Restate the material word for word and leave out anything that is a picture.

Collected data
▼▼▼

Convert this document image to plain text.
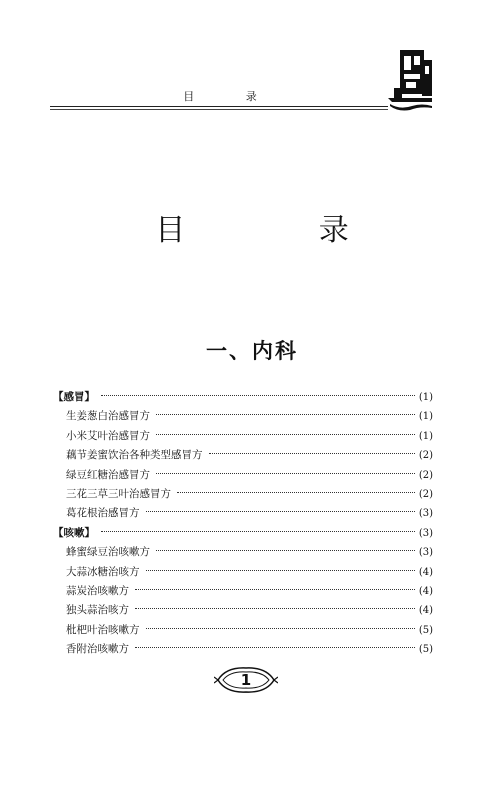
目 录
目 录
一、内科
【感冒】	(1)
生姜葱白治感冒方	(1)
小米艾叶治感冒方	(1)
藕节姜蜜饮治各种类型感冒方	(2)
绿豆红糖治感冒方	(2)
三花三草三叶治感冒方	(2)
葛花根治感冒方	(3)
【咳嗽】	(3)
蜂蜜绿豆治咳嗽方	(3)
大蒜冰糖治咳方	(4)
蒜炭治咳嗽方	(4)
独头蒜治咳方	(4)
枇杷叶治咳嗽方	(5)
香附治咳嗽方	(5)
1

▲▲▲

> [TASK ANSWER]:
Convert this document image to plain text.
目 录
目 录
一、内科
【感冒】	(1)
生姜葱白治感冒方	(1)
小米艾叶治感冒方	(1)
藕节姜蜜饮治各种类型感冒方	(2)
绿豆红糖治感冒方	(2)
三花三草三叶治感冒方	(2)
葛花根治感冒方	(3)
【咳嗽】	(3)
蜂蜜绿豆治咳嗽方	(3)
大蒜冰糖治咳方	(4)
蒜炭治咳嗽方	(4)
独头蒜治咳方	(4)
枇杷叶治咳嗽方	(5)
香附治咳嗽方	(5)
1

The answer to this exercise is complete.